§ **EXERCISE INSTRUCTIONS**: Every entry must be copied word for word.

····················

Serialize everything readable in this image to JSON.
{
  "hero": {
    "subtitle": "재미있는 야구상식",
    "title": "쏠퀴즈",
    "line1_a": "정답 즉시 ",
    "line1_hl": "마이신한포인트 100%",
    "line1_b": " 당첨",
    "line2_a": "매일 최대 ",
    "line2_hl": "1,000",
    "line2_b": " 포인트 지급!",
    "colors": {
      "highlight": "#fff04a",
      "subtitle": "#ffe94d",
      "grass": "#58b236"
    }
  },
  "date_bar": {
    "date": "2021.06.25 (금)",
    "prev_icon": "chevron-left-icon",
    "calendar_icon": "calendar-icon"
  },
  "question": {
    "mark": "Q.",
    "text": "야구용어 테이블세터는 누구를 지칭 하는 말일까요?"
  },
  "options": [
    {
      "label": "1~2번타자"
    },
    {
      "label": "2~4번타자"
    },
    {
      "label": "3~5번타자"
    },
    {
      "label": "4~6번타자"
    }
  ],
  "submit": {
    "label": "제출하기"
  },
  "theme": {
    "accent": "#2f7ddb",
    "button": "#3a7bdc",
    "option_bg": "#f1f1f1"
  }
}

····················

§ **OUTPUT FOR THIS EXERCISE**:
Serialize everything readable in this image to JSON.
{
  "hero": {
    "subtitle": "재미있는 야구상식",
    "title": "쏠퀴즈",
    "line1_a": "정답 즉시 ",
    "line1_hl": "마이신한포인트 100%",
    "line1_b": " 당첨",
    "line2_a": "매일 최대 ",
    "line2_hl": "1,000",
    "line2_b": " 포인트 지급!",
    "colors": {
      "highlight": "#fff04a",
      "subtitle": "#ffe94d",
      "grass": "#58b236"
    }
  },
  "date_bar": {
    "date": "2021.06.25 (금)",
    "prev_icon": "chevron-left-icon",
    "calendar_icon": "calendar-icon"
  },
  "question": {
    "mark": "Q.",
    "text": "야구용어 테이블세터는 누구를 지칭 하는 말일까요?"
  },
  "options": [
    {
      "label": "1~2번타자"
    },
    {
      "label": "2~4번타자"
    },
    {
      "label": "3~5번타자"
    },
    {
      "label": "4~6번타자"
    }
  ],
  "submit": {
    "label": "제출하기"
  },
  "theme": {
    "accent": "#2f7ddb",
    "button": "#3a7bdc",
    "option_bg": "#f1f1f1"
  }
}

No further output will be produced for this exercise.